**WHAT YOU ARE ASKED TO DO:** Copy the records below exactly as they are written.

-=-=-=-=-

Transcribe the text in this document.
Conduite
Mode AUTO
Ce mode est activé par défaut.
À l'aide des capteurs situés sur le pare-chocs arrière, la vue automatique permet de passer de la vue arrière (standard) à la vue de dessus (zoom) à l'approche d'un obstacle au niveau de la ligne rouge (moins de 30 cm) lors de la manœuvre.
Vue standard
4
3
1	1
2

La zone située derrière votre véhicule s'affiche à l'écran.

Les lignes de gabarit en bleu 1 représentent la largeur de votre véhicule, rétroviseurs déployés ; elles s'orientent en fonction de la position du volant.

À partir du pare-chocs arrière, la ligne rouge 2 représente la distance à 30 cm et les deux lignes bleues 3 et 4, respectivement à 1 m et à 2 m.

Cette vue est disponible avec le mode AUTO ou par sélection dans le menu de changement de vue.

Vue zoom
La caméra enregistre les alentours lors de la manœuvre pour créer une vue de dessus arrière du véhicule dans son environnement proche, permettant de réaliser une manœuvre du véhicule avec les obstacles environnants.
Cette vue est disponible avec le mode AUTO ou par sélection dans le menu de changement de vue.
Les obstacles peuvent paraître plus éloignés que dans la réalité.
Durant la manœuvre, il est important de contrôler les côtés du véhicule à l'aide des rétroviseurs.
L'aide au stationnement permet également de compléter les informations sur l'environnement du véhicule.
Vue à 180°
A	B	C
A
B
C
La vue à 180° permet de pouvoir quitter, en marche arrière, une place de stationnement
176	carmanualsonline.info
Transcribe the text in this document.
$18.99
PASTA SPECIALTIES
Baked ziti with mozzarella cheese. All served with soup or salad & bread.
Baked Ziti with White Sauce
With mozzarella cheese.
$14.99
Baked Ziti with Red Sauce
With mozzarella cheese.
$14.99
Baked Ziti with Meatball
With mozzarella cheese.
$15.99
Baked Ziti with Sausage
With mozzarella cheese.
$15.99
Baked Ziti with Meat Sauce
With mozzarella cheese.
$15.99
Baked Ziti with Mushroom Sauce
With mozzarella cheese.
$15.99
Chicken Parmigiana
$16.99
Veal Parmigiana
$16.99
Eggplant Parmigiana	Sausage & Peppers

-=-=-=-=-

**SOLVED EXERCISE:**
Transcribe the text in this document.
Conduite
Mode AUTO
Ce mode est activé par défaut.
À l'aide des capteurs situés sur le pare-chocs arrière, la vue automatique permet de passer de la vue arrière (standard) à la vue de dessus (zoom) à l'approche d'un obstacle au niveau de la ligne rouge (moins de 30 cm) lors de la manœuvre.
Vue standard
4
3
1	1
2

La zone située derrière votre véhicule s'affiche à l'écran.

Les lignes de gabarit en bleu 1 représentent la largeur de votre véhicule, rétroviseurs déployés ; elles s'orientent en fonction de la position du volant.

À partir du pare-chocs arrière, la ligne rouge 2 représente la distance à 30 cm et les deux lignes bleues 3 et 4, respectivement à 1 m et à 2 m.

Cette vue est disponible avec le mode AUTO ou par sélection dans le menu de changement de vue.

Vue zoom
La caméra enregistre les alentours lors de la manœuvre pour créer une vue de dessus arrière du véhicule dans son environnement proche, permettant de réaliser une manœuvre du véhicule avec les obstacles environnants.
Cette vue est disponible avec le mode AUTO ou par sélection dans le menu de changement de vue.
Les obstacles peuvent paraître plus éloignés que dans la réalité.
Durant la manœuvre, il est important de contrôler les côtés du véhicule à l'aide des rétroviseurs.
L'aide au stationnement permet également de compléter les informations sur l'environnement du véhicule.
Vue à 180°
A	B	C
A
B
C
La vue à 180° permet de pouvoir quitter, en marche arrière, une place de stationnement
176	carmanualsonline.info
Transcribe the text in this document.
$18.99
PASTA SPECIALTIES
Baked ziti with mozzarella cheese. All served with soup or salad & bread.
Baked Ziti with White Sauce
With mozzarella cheese.
$14.99
Baked Ziti with Red Sauce
With mozzarella cheese.
$14.99
Baked Ziti with Meatball
With mozzarella cheese.
$15.99
Baked Ziti with Sausage
With mozzarella cheese.
$15.99
Baked Ziti with Meat Sauce
With mozzarella cheese.
$15.99
Baked Ziti with Mushroom Sauce
With mozzarella cheese.
$15.99
Chicken Parmigiana
$16.99
Veal Parmigiana
$16.99
Eggplant Parmigiana	Sausage & Peppers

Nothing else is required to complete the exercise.